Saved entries
=====

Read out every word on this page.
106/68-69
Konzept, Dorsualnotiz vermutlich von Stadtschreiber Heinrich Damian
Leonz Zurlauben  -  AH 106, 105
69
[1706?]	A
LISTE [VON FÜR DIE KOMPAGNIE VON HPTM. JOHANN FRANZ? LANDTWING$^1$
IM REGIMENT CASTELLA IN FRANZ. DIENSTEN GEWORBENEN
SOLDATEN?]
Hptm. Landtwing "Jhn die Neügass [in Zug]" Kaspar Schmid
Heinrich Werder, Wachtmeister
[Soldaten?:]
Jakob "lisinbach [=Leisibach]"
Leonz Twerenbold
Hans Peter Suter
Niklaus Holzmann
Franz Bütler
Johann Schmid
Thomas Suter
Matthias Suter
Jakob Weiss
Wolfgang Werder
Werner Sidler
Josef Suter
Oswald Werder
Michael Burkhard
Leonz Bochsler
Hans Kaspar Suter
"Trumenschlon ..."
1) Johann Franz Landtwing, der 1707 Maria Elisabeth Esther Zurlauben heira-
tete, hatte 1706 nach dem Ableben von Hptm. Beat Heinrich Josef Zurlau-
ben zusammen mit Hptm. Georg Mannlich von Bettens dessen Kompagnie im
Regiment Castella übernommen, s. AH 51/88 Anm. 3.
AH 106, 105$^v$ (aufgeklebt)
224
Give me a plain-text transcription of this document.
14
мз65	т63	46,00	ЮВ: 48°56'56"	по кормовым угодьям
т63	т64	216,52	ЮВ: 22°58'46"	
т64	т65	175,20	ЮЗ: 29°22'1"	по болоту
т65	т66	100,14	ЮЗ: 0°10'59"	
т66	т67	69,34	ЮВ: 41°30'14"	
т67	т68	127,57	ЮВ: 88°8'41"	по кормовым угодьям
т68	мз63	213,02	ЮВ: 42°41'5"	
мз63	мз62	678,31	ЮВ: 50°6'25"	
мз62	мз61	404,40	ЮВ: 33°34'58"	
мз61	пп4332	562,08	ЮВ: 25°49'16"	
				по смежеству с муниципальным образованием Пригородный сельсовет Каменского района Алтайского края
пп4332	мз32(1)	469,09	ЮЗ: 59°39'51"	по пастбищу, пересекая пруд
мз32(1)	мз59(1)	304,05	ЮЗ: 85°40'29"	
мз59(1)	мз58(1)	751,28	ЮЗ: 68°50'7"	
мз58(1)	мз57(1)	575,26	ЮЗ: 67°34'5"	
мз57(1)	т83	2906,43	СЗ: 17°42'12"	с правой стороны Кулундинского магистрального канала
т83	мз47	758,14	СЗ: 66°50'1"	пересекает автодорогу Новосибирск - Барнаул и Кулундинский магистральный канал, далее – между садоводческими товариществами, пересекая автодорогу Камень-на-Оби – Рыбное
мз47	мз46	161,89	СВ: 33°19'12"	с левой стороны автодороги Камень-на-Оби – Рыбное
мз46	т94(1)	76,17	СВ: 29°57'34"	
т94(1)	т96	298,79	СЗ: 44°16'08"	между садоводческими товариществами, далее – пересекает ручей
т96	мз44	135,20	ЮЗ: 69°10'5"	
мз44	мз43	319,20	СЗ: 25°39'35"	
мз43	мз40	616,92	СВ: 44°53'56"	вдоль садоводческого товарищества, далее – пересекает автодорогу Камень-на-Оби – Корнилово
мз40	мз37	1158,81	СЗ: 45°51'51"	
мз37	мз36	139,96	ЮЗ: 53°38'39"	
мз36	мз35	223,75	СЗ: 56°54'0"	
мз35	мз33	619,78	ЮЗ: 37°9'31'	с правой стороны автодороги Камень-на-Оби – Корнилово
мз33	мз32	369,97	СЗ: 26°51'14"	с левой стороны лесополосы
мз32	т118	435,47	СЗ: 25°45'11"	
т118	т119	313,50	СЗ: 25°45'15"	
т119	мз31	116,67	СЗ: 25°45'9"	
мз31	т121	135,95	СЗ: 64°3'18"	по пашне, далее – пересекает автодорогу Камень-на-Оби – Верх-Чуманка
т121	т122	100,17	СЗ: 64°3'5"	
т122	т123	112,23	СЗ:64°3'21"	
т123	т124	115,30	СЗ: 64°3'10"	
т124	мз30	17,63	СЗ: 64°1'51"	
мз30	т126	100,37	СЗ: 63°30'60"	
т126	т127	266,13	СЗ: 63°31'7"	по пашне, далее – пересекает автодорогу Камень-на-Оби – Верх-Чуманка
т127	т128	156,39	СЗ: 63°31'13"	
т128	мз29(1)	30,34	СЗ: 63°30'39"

=====

◆ WHAT IS REQUIRED:
Gather all lines of the records that include the word "Jakob".

◆ RESPONSE TO THIS EXERCISE:
Jakob "lisinbach [=Leisibach]"
Jakob Weiss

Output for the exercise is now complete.